» Direction
Reproduce the lines of the material exactly, excluding every image.
····················
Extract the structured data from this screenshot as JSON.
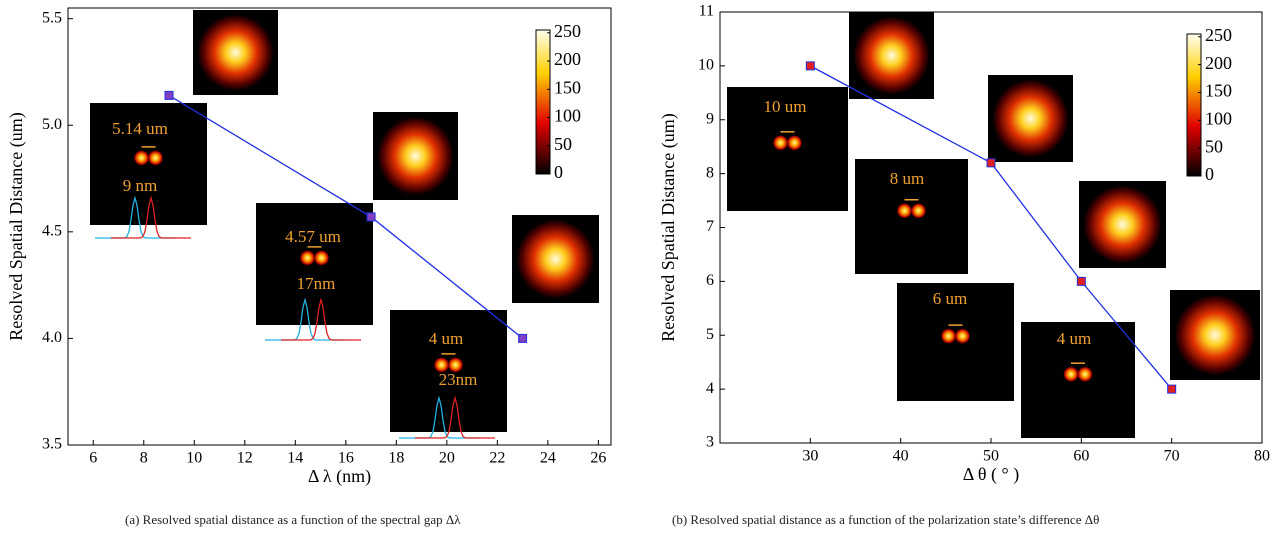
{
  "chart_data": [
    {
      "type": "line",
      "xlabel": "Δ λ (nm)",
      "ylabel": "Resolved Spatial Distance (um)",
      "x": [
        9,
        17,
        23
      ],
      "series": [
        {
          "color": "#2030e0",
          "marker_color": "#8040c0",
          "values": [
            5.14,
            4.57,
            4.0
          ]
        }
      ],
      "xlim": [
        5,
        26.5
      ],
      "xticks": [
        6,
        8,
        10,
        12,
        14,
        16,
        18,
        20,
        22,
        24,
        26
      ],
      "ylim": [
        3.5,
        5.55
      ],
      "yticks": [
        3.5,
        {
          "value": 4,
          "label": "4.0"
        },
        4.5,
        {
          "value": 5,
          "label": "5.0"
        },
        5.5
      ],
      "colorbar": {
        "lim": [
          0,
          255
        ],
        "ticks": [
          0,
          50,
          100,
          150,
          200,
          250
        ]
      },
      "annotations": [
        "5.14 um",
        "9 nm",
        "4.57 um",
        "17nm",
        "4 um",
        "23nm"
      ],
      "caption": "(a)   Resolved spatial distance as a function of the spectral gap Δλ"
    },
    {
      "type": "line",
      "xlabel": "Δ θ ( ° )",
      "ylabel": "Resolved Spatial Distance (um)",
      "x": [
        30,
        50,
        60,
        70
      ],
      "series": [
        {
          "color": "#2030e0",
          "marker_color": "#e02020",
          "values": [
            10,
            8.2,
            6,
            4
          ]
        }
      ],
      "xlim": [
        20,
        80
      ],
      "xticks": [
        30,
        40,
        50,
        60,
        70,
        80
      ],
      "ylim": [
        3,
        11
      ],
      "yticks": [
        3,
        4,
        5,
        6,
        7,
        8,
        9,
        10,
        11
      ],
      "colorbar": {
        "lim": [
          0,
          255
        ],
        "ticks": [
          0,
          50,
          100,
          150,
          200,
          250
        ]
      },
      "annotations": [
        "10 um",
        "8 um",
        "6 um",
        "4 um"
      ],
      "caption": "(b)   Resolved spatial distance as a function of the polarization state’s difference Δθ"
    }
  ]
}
····················
» Response to this task
Extract the structured data from this screenshot as JSON.
{
  "chart_data": [
    {
      "type": "line",
      "xlabel": "Δ λ (nm)",
      "ylabel": "Resolved Spatial Distance (um)",
      "x": [
        9,
        17,
        23
      ],
      "series": [
        {
          "color": "#2030e0",
          "marker_color": "#8040c0",
          "values": [
            5.14,
            4.57,
            4.0
          ]
        }
      ],
      "xlim": [
        5,
        26.5
      ],
      "xticks": [
        6,
        8,
        10,
        12,
        14,
        16,
        18,
        20,
        22,
        24,
        26
      ],
      "ylim": [
        3.5,
        5.55
      ],
      "yticks": [
        3.5,
        {
          "value": 4,
          "label": "4.0"
        },
        4.5,
        {
          "value": 5,
          "label": "5.0"
        },
        5.5
      ],
      "colorbar": {
        "lim": [
          0,
          255
        ],
        "ticks": [
          0,
          50,
          100,
          150,
          200,
          250
        ]
      },
      "annotations": [
        "5.14 um",
        "9 nm",
        "4.57 um",
        "17nm",
        "4 um",
        "23nm"
      ],
      "caption": "(a)   Resolved spatial distance as a function of the spectral gap Δλ"
    },
    {
      "type": "line",
      "xlabel": "Δ θ ( ° )",
      "ylabel": "Resolved Spatial Distance (um)",
      "x": [
        30,
        50,
        60,
        70
      ],
      "series": [
        {
          "color": "#2030e0",
          "marker_color": "#e02020",
          "values": [
            10,
            8.2,
            6,
            4
          ]
        }
      ],
      "xlim": [
        20,
        80
      ],
      "xticks": [
        30,
        40,
        50,
        60,
        70,
        80
      ],
      "ylim": [
        3,
        11
      ],
      "yticks": [
        3,
        4,
        5,
        6,
        7,
        8,
        9,
        10,
        11
      ],
      "colorbar": {
        "lim": [
          0,
          255
        ],
        "ticks": [
          0,
          50,
          100,
          150,
          200,
          250
        ]
      },
      "annotations": [
        "10 um",
        "8 um",
        "6 um",
        "4 um"
      ],
      "caption": "(b)   Resolved spatial distance as a function of the polarization state’s difference Δθ"
    }
  ]
}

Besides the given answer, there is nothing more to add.